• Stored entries
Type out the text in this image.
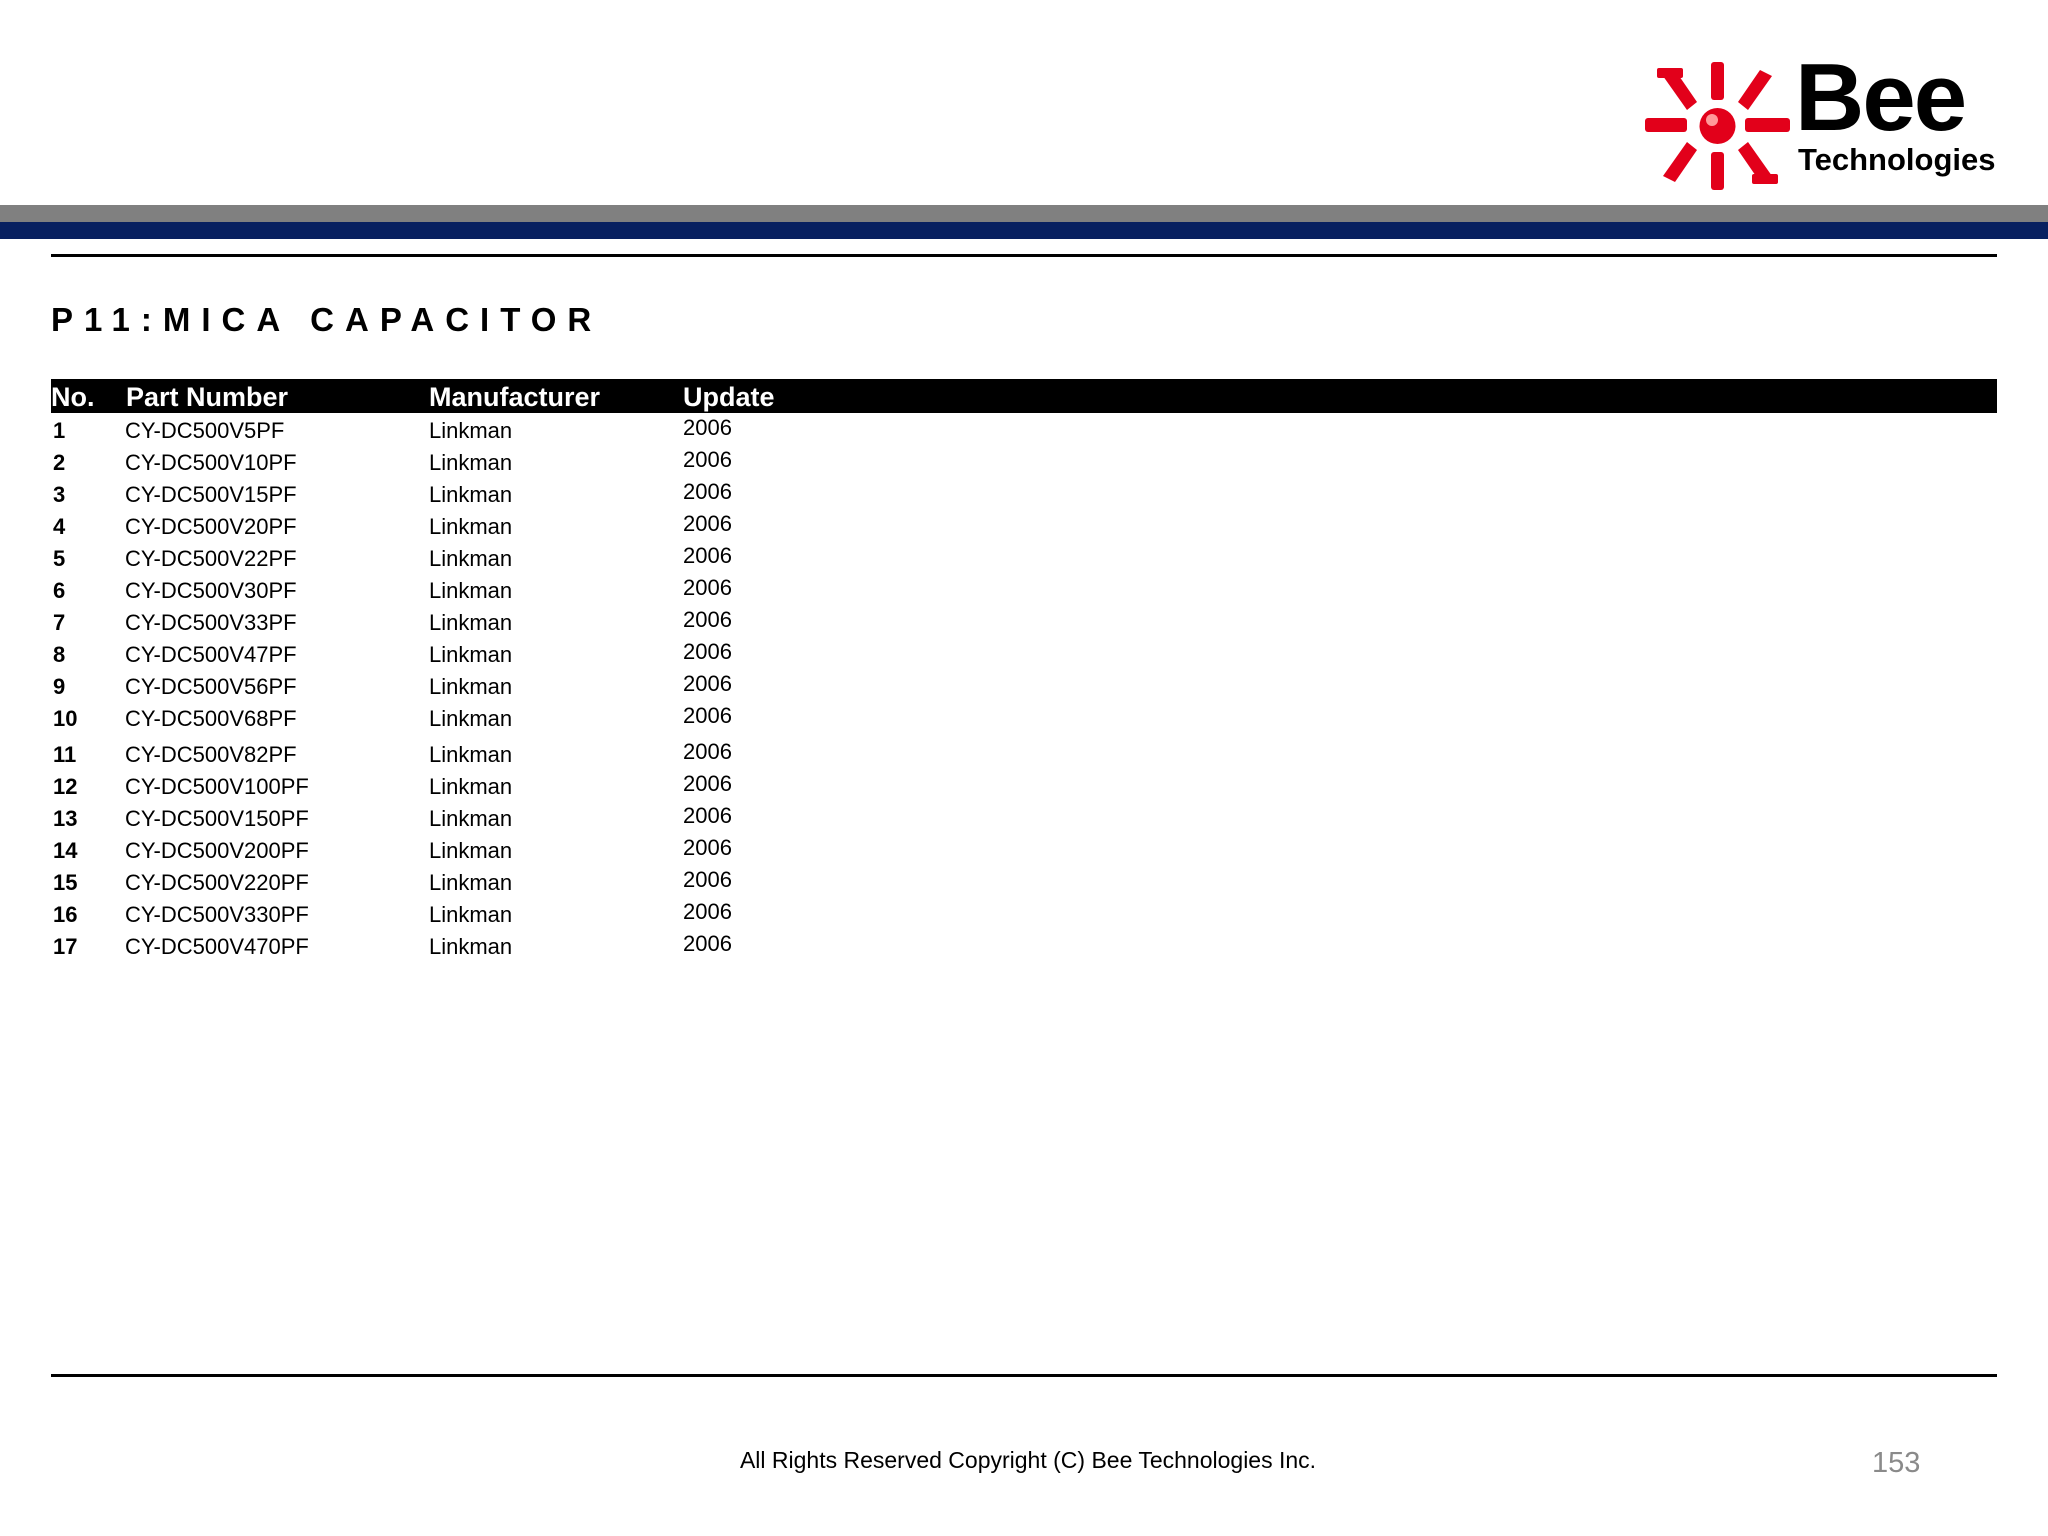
Bee
Technologies
P11:MICA CAPACITOR
No. Part Number	Manufacturer	Update
1	CY-DC500V5PF	Linkman	2006
2	CY-DC500V10PF	Linkman	2006
3	CY-DC500V15PF	Linkman	2006
4	CY-DC500V20PF	Linkman	2006
5	CY-DC500V22PF	Linkman	2006
6	CY-DC500V30PF	Linkman	2006
7	CY-DC500V33PF	Linkman	2006
8	CY-DC500V47PF	Linkman	2006
9	CY-DC500V56PF	Linkman	2006
10 CY-DC500V68PF	Linkman	2006
11 CY-DC500V82PF	Linkman	2006
12 CY-DC500V100PF	Linkman	2006
13 CY-DC500V150PF	Linkman	2006
14 CY-DC500V200PF	Linkman	2006
15 CY-DC500V220PF	Linkman	2006
16 CY-DC500V330PF	Linkman	2006
17 CY-DC500V470PF	Linkman	2006
All Rights Reserved Copyright (C) Bee Technologies Inc.	153
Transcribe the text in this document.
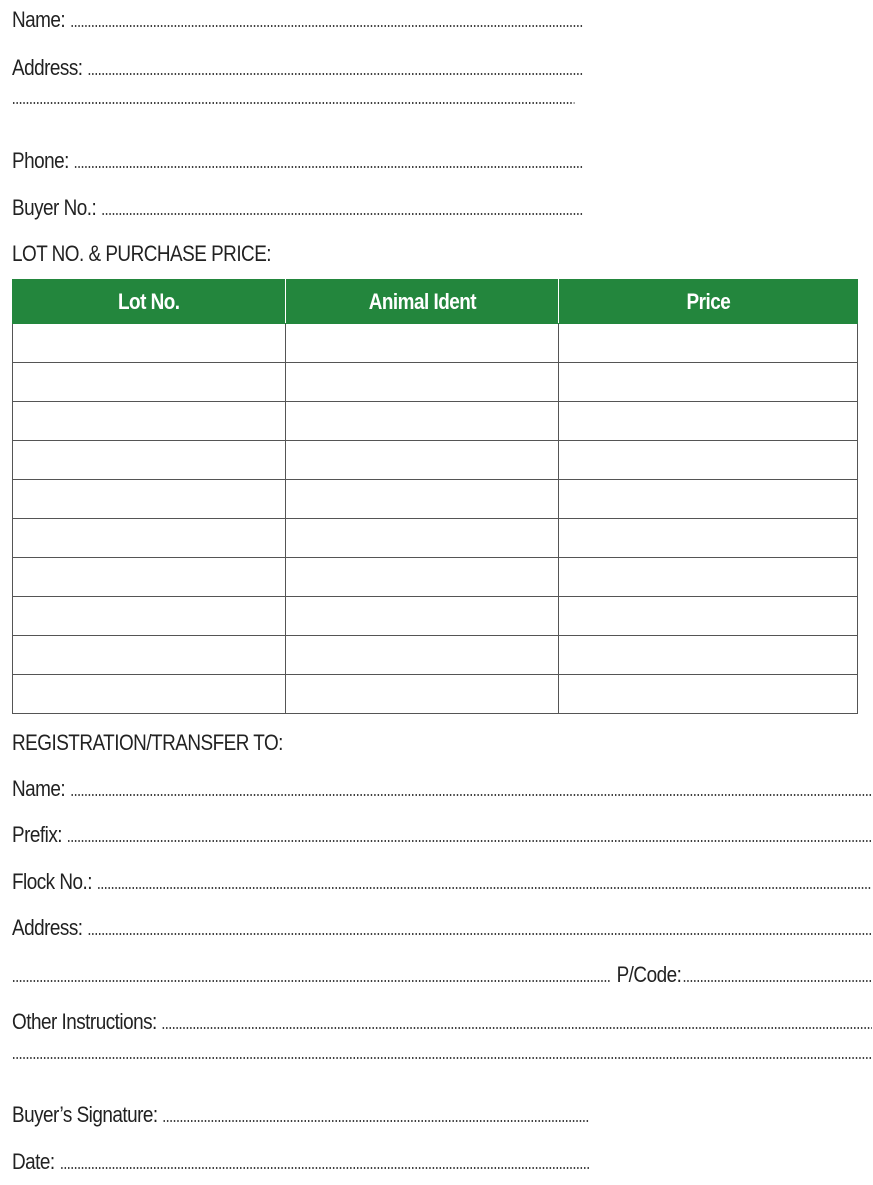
Name:
Address:
Phone:
Buyer No.:
LOT NO. & PURCHASE PRICE:
Lot No.	Animal Ident	Price

REGISTRATION/TRANSFER TO:
Name:
Prefix:
Flock No.:
Address:
P/Code:
Other Instructions:
Buyer’s Signature:
Date:
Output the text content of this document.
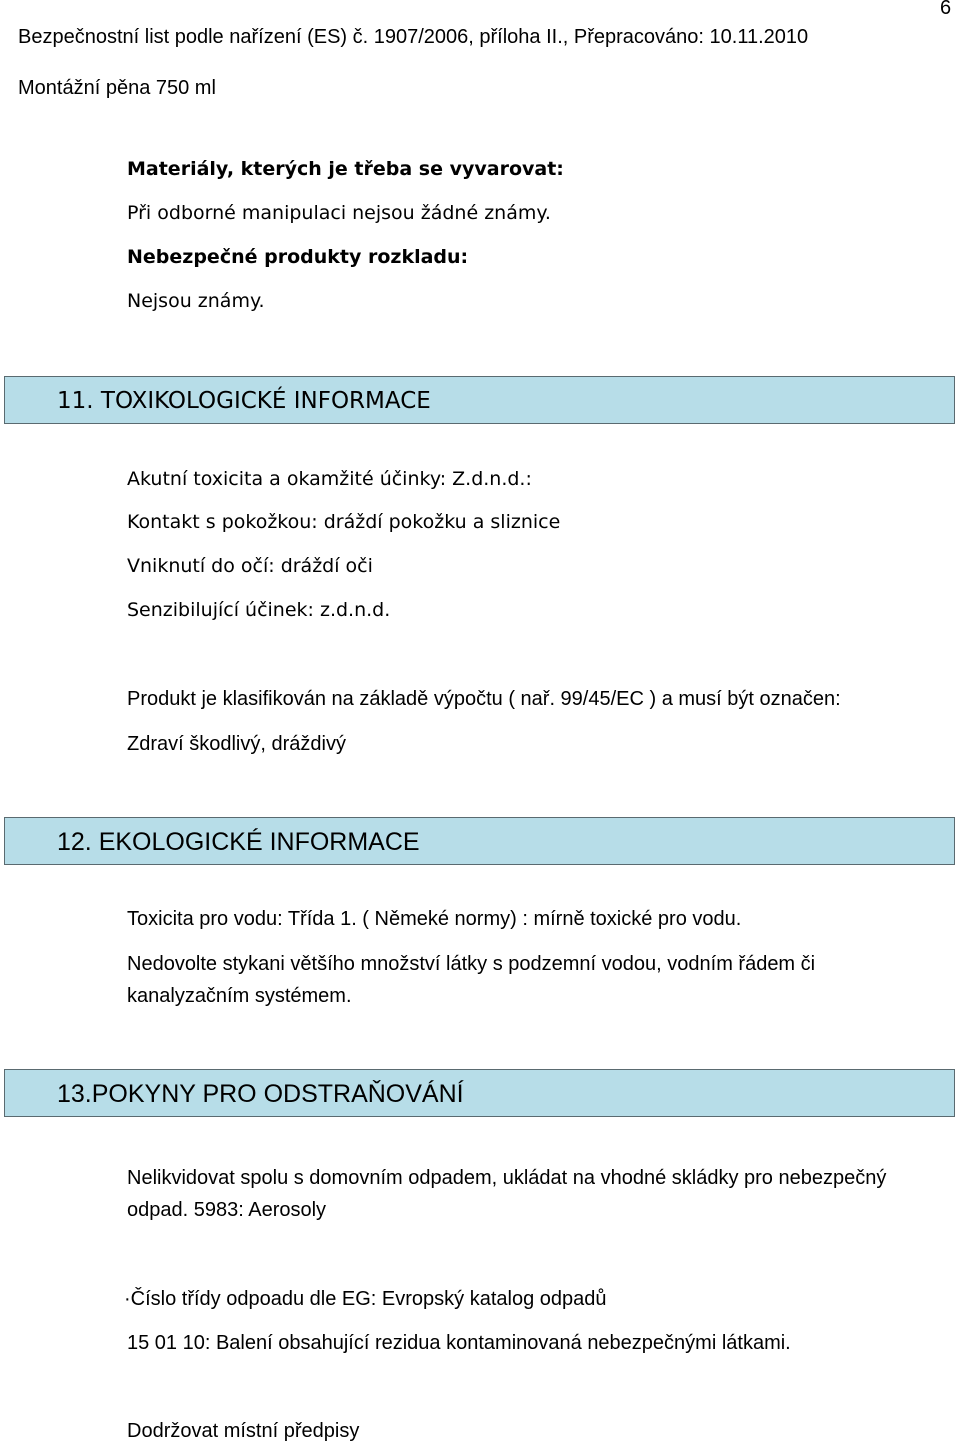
6
Bezpečnostní list podle nařízení (ES) č. 1907/2006, příloha II., Přepracováno: 10.11.2010
Montážní pěna 750 ml
Materiály, kterých je třeba se vyvarovat:
Při odborné manipulaci nejsou žádné známy.
Nebezpečné produkty rozkladu:
Nejsou známy.
11. TOXIKOLOGICKÉ INFORMACE
Akutní toxicita a okamžité účinky: Z.d.n.d.:
Kontakt s pokožkou: dráždí pokožku a sliznice
Vniknutí do očí: dráždí oči
Senzibilující účinek: z.d.n.d.
Produkt je klasifikován na základě výpočtu ( nař. 99/45/EC ) a musí být označen:
Zdraví škodlivý, dráždivý
12. EKOLOGICKÉ INFORMACE
Toxicita pro vodu: Třída 1. ( Němeké normy) : mírně toxické pro vodu.
Nedovolte stykani většího množství látky s podzemní vodou, vodním řádem či
kanalyzačním systémem.
13.POKYNY PRO ODSTRAŇOVÁNÍ
Nelikvidovat spolu s domovním odpadem, ukládat na vhodné skládky pro nebezpečný
odpad. 5983: Aerosoly
·Číslo třídy odpoadu dle EG: Evropský katalog odpadů
15 01 10: Balení obsahující rezidua kontaminovaná nebezpečnými látkami.
Dodržovat místní předpisy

• Task
Select, from the listing, all lines that include the word "Technologies".

• Correct answer
Technologies
All Rights Reserved Copyright (C) Bee Technologies Inc.	153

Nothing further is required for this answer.